#### GIVEN PROBLEM
Look for "economy" in each line of the entries, and return the matching lines.

#### RECORD LIST
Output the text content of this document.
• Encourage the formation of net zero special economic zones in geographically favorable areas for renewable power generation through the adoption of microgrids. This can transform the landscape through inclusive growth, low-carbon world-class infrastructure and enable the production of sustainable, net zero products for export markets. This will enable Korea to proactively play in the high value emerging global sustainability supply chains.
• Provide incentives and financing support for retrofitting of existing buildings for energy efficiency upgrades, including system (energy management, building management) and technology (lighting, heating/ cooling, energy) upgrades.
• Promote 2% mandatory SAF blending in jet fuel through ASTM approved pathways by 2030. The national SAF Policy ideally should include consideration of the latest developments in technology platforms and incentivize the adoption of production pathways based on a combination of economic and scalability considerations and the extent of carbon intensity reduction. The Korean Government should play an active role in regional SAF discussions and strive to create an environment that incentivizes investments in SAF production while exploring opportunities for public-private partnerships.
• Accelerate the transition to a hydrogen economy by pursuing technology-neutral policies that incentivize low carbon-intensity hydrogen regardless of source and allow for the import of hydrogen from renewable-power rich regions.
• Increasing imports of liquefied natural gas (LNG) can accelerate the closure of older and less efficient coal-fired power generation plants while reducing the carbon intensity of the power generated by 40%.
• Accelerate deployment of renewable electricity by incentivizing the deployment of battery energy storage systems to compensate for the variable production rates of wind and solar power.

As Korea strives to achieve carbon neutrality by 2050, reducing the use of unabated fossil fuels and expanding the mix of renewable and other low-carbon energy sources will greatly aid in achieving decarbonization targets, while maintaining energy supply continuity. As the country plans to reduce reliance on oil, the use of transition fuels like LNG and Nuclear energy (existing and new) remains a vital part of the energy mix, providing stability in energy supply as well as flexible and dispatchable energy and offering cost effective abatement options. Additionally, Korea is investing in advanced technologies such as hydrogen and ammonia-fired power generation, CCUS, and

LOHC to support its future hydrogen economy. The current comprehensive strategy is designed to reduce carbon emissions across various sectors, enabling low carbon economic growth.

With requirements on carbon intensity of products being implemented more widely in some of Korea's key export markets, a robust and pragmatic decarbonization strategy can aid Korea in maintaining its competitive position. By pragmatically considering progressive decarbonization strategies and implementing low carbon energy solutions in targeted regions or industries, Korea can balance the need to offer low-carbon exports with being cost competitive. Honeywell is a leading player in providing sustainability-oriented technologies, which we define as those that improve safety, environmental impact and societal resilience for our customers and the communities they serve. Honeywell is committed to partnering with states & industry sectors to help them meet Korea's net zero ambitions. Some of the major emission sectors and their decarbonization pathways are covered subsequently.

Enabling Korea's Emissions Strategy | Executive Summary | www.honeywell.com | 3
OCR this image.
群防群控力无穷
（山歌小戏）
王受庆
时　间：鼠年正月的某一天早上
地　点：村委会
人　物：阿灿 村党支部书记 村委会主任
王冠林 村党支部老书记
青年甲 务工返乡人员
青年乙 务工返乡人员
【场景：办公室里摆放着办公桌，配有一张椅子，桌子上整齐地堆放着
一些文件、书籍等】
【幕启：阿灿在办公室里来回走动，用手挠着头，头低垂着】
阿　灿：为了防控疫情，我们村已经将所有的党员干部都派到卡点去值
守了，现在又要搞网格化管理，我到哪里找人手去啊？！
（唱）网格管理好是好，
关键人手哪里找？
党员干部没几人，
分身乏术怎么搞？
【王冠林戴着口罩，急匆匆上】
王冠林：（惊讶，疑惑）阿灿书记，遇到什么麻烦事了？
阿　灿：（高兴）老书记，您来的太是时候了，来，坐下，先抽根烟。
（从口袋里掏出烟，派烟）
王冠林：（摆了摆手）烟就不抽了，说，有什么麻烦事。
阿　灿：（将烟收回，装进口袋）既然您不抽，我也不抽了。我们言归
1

#### WRITTEN SOLUTION
• Accelerate the transition to a hydrogen economy by pursuing technology-neutral policies that incentivize low carbon-intensity hydrogen regardless of source and allow for the import of hydrogen from renewable-power rich regions.
LOHC to support its future hydrogen economy. The current comprehensive strategy is designed to reduce carbon emissions across various sectors, enabling low carbon economic growth.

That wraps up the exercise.